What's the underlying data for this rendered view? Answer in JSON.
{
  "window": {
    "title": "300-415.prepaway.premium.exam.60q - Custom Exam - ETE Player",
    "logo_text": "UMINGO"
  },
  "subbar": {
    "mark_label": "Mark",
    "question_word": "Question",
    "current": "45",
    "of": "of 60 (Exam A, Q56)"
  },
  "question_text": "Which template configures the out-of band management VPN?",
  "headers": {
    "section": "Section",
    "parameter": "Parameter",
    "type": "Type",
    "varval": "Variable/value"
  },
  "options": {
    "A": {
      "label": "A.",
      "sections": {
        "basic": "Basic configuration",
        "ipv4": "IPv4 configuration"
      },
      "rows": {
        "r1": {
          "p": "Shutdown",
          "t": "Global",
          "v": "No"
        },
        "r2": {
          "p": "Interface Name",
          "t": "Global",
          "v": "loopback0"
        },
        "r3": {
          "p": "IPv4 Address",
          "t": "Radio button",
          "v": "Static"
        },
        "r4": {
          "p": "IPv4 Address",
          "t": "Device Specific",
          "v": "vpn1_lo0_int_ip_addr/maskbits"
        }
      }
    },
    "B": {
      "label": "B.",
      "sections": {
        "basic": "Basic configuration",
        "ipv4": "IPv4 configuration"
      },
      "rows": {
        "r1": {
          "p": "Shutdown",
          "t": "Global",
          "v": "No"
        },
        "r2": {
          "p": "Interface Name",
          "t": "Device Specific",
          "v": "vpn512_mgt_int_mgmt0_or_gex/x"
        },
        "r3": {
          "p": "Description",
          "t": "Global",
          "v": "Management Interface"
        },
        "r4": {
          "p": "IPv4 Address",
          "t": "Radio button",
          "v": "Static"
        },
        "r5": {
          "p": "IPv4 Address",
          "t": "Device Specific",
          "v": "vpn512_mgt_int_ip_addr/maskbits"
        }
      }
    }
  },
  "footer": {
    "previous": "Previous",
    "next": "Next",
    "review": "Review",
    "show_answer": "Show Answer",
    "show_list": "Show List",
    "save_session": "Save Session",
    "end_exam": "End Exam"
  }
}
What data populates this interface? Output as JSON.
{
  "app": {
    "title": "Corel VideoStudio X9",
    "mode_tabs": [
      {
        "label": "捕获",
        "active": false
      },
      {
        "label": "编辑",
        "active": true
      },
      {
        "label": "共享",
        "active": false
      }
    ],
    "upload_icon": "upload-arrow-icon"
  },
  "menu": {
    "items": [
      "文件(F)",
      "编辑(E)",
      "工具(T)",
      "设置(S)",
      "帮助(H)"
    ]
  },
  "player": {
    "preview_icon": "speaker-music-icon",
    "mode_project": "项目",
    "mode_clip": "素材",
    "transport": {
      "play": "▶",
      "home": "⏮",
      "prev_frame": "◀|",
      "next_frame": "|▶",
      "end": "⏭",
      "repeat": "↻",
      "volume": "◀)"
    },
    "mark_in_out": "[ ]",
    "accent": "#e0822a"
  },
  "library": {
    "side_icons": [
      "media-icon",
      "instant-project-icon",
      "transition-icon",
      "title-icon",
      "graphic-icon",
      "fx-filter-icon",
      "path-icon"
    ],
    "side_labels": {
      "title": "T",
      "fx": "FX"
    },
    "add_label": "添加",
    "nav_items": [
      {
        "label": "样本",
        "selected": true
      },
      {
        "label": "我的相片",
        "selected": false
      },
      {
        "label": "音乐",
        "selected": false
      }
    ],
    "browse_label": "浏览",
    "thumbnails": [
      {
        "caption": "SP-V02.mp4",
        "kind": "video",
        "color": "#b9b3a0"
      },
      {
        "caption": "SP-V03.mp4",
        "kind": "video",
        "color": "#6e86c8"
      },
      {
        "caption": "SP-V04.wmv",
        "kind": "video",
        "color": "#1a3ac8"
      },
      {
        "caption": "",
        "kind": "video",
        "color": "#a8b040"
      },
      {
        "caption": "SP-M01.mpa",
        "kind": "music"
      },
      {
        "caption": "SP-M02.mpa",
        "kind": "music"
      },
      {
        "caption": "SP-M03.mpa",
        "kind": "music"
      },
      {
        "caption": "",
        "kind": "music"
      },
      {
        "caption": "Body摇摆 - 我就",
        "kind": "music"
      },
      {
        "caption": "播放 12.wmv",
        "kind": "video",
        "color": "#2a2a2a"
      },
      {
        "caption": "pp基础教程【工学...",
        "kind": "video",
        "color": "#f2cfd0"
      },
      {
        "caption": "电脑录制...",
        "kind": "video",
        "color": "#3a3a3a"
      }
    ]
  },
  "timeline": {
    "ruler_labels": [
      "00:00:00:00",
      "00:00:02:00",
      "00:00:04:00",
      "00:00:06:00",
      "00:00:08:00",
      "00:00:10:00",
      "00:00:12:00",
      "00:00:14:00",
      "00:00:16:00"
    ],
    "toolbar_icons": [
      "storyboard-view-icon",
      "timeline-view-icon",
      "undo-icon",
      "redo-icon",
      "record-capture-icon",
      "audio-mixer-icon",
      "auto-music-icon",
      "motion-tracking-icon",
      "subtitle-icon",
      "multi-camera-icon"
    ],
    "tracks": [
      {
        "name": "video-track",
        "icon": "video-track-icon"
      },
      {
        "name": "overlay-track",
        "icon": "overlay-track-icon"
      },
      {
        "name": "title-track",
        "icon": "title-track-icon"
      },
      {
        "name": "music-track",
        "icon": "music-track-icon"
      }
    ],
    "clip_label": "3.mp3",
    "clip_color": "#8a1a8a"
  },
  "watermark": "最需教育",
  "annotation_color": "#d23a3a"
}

* Your objective: Reproduce each entry word for word.

* Solution to the exercise:
What's the underlying data for this rendered view? Answer in JSON.
{
  "window": {
    "title": "300-415.prepaway.premium.exam.60q - Custom Exam - ETE Player",
    "logo_text": "UMINGO"
  },
  "subbar": {
    "mark_label": "Mark",
    "question_word": "Question",
    "current": "45",
    "of": "of 60 (Exam A, Q56)"
  },
  "question_text": "Which template configures the out-of band management VPN?",
  "headers": {
    "section": "Section",
    "parameter": "Parameter",
    "type": "Type",
    "varval": "Variable/value"
  },
  "options": {
    "A": {
      "label": "A.",
      "sections": {
        "basic": "Basic configuration",
        "ipv4": "IPv4 configuration"
      },
      "rows": {
        "r1": {
          "p": "Shutdown",
          "t": "Global",
          "v": "No"
        },
        "r2": {
          "p": "Interface Name",
          "t": "Global",
          "v": "loopback0"
        },
        "r3": {
          "p": "IPv4 Address",
          "t": "Radio button",
          "v": "Static"
        },
        "r4": {
          "p": "IPv4 Address",
          "t": "Device Specific",
          "v": "vpn1_lo0_int_ip_addr/maskbits"
        }
      }
    },
    "B": {
      "label": "B.",
      "sections": {
        "basic": "Basic configuration",
        "ipv4": "IPv4 configuration"
      },
      "rows": {
        "r1": {
          "p": "Shutdown",
          "t": "Global",
          "v": "No"
        },
        "r2": {
          "p": "Interface Name",
          "t": "Device Specific",
          "v": "vpn512_mgt_int_mgmt0_or_gex/x"
        },
        "r3": {
          "p": "Description",
          "t": "Global",
          "v": "Management Interface"
        },
        "r4": {
          "p": "IPv4 Address",
          "t": "Radio button",
          "v": "Static"
        },
        "r5": {
          "p": "IPv4 Address",
          "t": "Device Specific",
          "v": "vpn512_mgt_int_ip_addr/maskbits"
        }
      }
    }
  },
  "footer": {
    "previous": "Previous",
    "next": "Next",
    "review": "Review",
    "show_answer": "Show Answer",
    "show_list": "Show List",
    "save_session": "Save Session",
    "end_exam": "End Exam"
  }
}
What data populates this interface? Output as JSON.
{
  "app": {
    "title": "Corel VideoStudio X9",
    "mode_tabs": [
      {
        "label": "捕获",
        "active": false
      },
      {
        "label": "编辑",
        "active": true
      },
      {
        "label": "共享",
        "active": false
      }
    ],
    "upload_icon": "upload-arrow-icon"
  },
  "menu": {
    "items": [
      "文件(F)",
      "编辑(E)",
      "工具(T)",
      "设置(S)",
      "帮助(H)"
    ]
  },
  "player": {
    "preview_icon": "speaker-music-icon",
    "mode_project": "项目",
    "mode_clip": "素材",
    "transport": {
      "play": "▶",
      "home": "⏮",
      "prev_frame": "◀|",
      "next_frame": "|▶",
      "end": "⏭",
      "repeat": "↻",
      "volume": "◀)"
    },
    "mark_in_out": "[ ]",
    "accent": "#e0822a"
  },
  "library": {
    "side_icons": [
      "media-icon",
      "instant-project-icon",
      "transition-icon",
      "title-icon",
      "graphic-icon",
      "fx-filter-icon",
      "path-icon"
    ],
    "side_labels": {
      "title": "T",
      "fx": "FX"
    },
    "add_label": "添加",
    "nav_items": [
      {
        "label": "样本",
        "selected": true
      },
      {
        "label": "我的相片",
        "selected": false
      },
      {
        "label": "音乐",
        "selected": false
      }
    ],
    "browse_label": "浏览",
    "thumbnails": [
      {
        "caption": "SP-V02.mp4",
        "kind": "video",
        "color": "#b9b3a0"
      },
      {
        "caption": "SP-V03.mp4",
        "kind": "video",
        "color": "#6e86c8"
      },
      {
        "caption": "SP-V04.wmv",
        "kind": "video",
        "color": "#1a3ac8"
      },
      {
        "caption": "",
        "kind": "video",
        "color": "#a8b040"
      },
      {
        "caption": "SP-M01.mpa",
        "kind": "music"
      },
      {
        "caption": "SP-M02.mpa",
        "kind": "music"
      },
      {
        "caption": "SP-M03.mpa",
        "kind": "music"
      },
      {
        "caption": "",
        "kind": "music"
      },
      {
        "caption": "Body摇摆 - 我就",
        "kind": "music"
      },
      {
        "caption": "播放 12.wmv",
        "kind": "video",
        "color": "#2a2a2a"
      },
      {
        "caption": "pp基础教程【工学...",
        "kind": "video",
        "color": "#f2cfd0"
      },
      {
        "caption": "电脑录制...",
        "kind": "video",
        "color": "#3a3a3a"
      }
    ]
  },
  "timeline": {
    "ruler_labels": [
      "00:00:00:00",
      "00:00:02:00",
      "00:00:04:00",
      "00:00:06:00",
      "00:00:08:00",
      "00:00:10:00",
      "00:00:12:00",
      "00:00:14:00",
      "00:00:16:00"
    ],
    "toolbar_icons": [
      "storyboard-view-icon",
      "timeline-view-icon",
      "undo-icon",
      "redo-icon",
      "record-capture-icon",
      "audio-mixer-icon",
      "auto-music-icon",
      "motion-tracking-icon",
      "subtitle-icon",
      "multi-camera-icon"
    ],
    "tracks": [
      {
        "name": "video-track",
        "icon": "video-track-icon"
      },
      {
        "name": "overlay-track",
        "icon": "overlay-track-icon"
      },
      {
        "name": "title-track",
        "icon": "title-track-icon"
      },
      {
        "name": "music-track",
        "icon": "music-track-icon"
      }
    ],
    "clip_label": "3.mp3",
    "clip_color": "#8a1a8a"
  },
  "watermark": "最需教育",
  "annotation_color": "#d23a3a"
}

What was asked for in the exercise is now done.